## BEGIN RECORDS PROVIDED

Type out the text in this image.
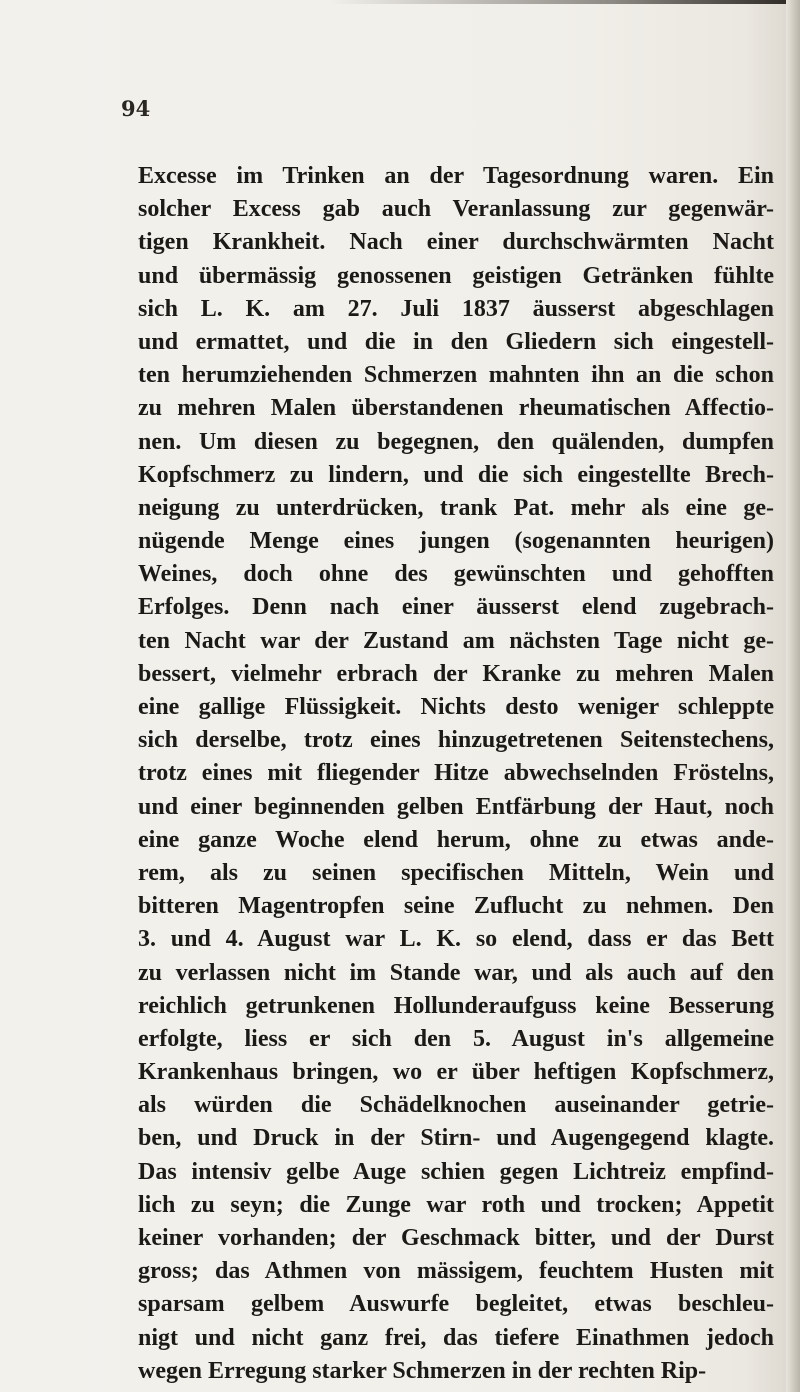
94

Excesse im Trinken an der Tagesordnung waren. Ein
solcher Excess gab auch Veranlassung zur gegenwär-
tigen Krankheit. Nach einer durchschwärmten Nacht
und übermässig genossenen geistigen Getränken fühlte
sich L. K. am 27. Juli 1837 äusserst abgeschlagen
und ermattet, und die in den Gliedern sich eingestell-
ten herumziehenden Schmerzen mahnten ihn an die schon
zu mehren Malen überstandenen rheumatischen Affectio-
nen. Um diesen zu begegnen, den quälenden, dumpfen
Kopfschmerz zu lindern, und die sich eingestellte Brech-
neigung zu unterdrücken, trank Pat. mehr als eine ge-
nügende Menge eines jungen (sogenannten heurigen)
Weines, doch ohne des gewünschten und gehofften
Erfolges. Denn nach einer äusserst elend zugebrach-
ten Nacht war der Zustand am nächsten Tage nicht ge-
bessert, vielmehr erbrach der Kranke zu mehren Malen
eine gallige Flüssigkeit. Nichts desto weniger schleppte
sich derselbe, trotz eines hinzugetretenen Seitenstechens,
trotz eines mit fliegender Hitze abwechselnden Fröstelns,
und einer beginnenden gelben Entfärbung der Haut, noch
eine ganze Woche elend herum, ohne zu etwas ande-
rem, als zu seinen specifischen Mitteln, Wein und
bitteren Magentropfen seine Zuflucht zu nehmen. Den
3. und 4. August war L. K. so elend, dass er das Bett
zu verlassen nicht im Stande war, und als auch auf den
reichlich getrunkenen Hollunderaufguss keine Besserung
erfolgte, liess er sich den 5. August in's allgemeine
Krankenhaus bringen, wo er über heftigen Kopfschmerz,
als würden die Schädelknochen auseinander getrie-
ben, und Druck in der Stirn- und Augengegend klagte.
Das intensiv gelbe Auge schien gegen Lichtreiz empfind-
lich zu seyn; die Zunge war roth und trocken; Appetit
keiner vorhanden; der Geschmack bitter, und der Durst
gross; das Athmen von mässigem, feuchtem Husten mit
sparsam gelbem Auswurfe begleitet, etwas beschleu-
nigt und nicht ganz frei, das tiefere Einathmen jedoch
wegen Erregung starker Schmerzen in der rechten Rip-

## END RECORDS PROVIDED

WHAT IS ASKED
Your task is to gather every line with the word "Malen" and copy it.

EXERCISE SOLUTION
zu mehren Malen überstandenen rheumatischen Affectio-
bessert, vielmehr erbrach der Kranke zu mehren Malen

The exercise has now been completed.